_TASK INPUT_
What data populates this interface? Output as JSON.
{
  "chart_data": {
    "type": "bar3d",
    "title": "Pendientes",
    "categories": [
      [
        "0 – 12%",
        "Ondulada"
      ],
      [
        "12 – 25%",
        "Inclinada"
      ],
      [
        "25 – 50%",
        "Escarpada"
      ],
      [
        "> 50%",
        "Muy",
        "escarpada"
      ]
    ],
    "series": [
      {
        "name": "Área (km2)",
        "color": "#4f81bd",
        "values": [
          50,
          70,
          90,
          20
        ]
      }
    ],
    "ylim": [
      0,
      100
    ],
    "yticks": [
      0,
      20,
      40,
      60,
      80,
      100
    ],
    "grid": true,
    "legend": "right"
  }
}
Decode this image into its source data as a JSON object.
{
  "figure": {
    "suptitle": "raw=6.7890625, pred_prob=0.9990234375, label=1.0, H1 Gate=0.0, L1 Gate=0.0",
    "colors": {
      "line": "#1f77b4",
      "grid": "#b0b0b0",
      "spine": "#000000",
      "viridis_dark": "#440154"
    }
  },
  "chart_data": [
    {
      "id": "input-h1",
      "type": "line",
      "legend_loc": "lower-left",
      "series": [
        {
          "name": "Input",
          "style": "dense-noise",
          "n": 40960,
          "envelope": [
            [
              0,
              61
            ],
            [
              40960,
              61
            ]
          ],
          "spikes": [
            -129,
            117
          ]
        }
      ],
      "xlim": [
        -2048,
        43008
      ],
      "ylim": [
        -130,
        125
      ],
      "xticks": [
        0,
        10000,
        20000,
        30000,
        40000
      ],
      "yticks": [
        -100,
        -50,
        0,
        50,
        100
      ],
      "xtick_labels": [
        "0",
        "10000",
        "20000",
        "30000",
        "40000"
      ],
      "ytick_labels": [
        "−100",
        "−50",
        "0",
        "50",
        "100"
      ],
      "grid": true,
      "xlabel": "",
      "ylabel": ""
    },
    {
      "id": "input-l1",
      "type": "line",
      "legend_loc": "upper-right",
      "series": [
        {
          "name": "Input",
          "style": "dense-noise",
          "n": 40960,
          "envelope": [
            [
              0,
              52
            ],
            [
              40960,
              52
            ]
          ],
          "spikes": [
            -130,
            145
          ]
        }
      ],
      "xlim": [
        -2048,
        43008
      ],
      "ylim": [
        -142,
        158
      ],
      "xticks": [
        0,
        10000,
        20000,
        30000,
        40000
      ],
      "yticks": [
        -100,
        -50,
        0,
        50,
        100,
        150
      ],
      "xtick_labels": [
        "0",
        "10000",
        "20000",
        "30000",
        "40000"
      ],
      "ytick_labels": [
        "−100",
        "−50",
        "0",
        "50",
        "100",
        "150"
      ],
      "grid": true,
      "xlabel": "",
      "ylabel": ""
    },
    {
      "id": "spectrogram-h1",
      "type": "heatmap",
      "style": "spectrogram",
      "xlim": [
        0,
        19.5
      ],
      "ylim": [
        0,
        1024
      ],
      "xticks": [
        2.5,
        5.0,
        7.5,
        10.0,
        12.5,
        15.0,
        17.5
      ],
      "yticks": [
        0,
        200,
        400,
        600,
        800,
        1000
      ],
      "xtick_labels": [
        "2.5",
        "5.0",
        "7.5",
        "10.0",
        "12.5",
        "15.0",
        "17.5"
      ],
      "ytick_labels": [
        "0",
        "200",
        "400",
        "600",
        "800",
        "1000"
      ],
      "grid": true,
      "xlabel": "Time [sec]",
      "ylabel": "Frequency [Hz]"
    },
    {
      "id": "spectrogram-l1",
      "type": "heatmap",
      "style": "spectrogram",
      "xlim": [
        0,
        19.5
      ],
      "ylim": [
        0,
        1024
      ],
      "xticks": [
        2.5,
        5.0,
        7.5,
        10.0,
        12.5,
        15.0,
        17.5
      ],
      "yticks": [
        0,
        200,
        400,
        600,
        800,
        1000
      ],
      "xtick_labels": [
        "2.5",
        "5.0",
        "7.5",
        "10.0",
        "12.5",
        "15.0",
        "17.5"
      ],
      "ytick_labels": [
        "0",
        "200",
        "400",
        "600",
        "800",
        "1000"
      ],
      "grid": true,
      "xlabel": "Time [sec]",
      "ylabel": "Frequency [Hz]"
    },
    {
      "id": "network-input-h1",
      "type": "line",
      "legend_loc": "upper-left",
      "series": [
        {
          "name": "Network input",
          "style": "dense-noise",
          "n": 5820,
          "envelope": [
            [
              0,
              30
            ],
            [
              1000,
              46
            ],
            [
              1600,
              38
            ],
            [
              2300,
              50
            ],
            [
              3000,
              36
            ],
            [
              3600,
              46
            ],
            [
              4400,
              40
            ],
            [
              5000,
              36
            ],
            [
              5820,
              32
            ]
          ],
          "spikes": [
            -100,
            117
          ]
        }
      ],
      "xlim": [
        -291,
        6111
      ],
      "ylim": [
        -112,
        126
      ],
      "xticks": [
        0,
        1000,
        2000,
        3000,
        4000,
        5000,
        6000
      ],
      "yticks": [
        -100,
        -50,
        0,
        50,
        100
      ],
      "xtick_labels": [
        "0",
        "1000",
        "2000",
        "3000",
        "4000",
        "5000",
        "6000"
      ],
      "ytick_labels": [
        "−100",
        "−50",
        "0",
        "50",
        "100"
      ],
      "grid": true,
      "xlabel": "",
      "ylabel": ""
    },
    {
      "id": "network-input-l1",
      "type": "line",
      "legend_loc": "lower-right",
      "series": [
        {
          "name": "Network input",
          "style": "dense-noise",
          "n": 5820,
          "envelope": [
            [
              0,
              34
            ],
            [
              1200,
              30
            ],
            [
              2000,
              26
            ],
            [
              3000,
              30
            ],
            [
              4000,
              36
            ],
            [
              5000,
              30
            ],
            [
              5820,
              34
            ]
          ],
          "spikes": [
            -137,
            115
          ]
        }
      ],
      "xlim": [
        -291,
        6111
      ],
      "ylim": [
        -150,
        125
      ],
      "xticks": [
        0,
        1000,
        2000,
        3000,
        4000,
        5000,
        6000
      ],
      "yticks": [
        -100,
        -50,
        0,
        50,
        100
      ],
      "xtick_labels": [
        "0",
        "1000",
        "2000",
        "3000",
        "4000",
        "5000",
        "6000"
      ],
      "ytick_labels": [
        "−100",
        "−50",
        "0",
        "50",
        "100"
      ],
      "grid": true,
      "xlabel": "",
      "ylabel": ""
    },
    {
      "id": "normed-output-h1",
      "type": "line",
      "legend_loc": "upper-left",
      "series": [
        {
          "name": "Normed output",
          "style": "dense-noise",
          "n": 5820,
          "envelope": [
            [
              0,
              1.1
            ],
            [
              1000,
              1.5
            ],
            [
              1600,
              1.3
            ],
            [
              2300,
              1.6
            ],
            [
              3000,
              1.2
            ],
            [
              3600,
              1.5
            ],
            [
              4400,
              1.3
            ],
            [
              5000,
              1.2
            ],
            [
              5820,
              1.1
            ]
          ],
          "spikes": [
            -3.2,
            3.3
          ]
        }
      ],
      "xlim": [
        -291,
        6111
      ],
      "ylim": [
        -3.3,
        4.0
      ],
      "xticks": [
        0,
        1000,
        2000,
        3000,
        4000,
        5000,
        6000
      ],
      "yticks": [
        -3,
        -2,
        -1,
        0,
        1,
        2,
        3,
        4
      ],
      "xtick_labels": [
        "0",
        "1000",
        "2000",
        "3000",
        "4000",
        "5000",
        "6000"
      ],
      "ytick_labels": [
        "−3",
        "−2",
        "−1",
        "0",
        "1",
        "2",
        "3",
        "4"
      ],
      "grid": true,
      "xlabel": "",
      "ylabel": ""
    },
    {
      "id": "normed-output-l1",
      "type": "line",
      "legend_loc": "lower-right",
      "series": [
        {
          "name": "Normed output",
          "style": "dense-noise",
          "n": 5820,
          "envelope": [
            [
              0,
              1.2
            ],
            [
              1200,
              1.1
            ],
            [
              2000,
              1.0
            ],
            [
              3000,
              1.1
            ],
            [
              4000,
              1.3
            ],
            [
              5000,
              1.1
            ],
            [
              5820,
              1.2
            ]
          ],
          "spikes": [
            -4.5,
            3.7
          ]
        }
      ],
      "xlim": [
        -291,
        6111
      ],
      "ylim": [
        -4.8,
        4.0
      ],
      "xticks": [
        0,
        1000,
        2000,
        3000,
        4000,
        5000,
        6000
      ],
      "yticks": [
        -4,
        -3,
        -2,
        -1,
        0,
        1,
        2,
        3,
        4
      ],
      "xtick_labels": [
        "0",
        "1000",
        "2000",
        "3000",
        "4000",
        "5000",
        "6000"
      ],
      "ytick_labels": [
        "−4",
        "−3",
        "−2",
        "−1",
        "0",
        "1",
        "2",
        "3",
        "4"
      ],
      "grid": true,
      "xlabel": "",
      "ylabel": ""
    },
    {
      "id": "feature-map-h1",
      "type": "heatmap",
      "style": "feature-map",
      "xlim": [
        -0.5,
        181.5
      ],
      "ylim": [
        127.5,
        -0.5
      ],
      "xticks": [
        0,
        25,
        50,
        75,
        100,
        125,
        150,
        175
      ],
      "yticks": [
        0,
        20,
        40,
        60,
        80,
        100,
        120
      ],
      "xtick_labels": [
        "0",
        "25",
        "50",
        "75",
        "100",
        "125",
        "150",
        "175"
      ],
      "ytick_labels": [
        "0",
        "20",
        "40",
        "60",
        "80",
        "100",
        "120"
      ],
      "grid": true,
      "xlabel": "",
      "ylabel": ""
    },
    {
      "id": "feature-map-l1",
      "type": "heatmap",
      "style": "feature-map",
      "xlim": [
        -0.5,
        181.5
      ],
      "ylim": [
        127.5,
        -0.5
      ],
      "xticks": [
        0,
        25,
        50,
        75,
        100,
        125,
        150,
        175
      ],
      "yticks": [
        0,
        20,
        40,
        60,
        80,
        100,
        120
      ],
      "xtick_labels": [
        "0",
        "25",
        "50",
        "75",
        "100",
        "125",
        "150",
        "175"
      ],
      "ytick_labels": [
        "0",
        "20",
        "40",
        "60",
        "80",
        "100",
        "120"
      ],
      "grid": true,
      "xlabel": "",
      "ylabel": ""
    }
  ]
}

_REQUIREMENTS_
Of the lines above, how many hold the string "this"? Answer with only the number.

_FULL OUTPUT_
2